* [INSTRUCTION]
In the material below, identify each line bearing the word "الناس". Reproduce those lines.

--- BEGIN ---

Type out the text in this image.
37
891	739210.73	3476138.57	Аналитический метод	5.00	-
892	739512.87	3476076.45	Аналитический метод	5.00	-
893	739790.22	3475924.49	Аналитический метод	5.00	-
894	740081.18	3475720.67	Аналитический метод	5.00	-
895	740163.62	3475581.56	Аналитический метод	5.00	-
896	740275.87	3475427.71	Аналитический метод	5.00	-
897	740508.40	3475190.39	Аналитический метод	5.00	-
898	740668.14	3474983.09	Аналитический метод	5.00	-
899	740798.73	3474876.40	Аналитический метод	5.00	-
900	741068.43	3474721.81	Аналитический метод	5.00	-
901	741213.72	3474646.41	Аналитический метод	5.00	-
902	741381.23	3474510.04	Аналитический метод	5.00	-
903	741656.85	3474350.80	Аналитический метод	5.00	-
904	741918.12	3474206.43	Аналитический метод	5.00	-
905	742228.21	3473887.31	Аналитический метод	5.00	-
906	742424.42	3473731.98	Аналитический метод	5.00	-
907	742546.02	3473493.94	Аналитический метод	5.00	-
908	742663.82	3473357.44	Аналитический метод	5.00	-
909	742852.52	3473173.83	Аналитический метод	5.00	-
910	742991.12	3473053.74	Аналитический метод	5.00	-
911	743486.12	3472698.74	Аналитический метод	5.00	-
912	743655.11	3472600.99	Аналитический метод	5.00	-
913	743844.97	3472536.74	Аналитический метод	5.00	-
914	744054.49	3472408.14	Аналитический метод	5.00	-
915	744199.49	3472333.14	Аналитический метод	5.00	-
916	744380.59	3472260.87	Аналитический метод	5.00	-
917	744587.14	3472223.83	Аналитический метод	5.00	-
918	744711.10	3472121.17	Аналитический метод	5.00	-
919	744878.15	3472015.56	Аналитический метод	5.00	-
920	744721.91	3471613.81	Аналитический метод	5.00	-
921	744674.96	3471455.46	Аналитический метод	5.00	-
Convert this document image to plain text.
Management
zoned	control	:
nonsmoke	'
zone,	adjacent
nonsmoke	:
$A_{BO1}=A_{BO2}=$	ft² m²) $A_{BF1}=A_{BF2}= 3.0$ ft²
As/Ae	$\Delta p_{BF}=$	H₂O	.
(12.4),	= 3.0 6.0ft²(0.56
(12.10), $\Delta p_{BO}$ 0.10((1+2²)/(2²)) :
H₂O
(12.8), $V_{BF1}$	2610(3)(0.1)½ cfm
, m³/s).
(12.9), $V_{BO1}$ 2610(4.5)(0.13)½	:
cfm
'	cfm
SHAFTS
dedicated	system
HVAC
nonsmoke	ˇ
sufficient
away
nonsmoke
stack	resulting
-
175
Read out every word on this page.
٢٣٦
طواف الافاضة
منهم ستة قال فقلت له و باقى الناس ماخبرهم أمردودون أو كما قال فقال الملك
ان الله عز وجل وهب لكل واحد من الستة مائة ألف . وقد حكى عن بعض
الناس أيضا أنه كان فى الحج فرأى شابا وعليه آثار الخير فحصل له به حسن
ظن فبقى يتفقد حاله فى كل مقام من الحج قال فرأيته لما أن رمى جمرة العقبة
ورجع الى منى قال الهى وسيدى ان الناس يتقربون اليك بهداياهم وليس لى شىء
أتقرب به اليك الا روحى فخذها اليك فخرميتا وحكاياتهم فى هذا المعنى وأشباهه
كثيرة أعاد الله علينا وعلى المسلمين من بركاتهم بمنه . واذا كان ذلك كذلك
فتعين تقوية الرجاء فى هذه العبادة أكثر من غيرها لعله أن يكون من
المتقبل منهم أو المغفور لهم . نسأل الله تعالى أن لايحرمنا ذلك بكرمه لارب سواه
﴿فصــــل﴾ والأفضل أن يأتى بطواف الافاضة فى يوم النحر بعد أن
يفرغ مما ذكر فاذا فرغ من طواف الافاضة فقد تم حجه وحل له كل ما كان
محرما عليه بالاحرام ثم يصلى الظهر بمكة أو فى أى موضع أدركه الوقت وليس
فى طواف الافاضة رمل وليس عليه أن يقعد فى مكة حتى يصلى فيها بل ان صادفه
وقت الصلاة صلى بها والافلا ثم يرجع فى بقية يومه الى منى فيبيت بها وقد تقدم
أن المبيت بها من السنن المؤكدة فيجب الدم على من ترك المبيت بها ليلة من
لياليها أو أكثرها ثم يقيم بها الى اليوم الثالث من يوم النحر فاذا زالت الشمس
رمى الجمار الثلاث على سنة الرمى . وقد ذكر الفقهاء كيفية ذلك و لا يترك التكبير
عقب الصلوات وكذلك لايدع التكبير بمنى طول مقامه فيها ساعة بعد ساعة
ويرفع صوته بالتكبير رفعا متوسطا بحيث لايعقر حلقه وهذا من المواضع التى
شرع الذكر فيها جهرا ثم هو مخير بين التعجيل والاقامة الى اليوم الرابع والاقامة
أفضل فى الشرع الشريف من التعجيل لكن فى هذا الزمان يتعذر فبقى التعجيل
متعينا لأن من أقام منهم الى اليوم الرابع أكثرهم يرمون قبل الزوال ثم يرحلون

--- END ---

* [RESULT FOR THIS TASK]
منهم ستة قال فقلت له و باقى الناس ماخبرهم أمردودون أو كما قال فقال الملك
الناس أيضا أنه كان فى الحج فرأى شابا وعليه آثار الخير فحصل له به حسن
ورجع الى منى قال الهى وسيدى ان الناس يتقربون اليك بهداياهم وليس لى شىء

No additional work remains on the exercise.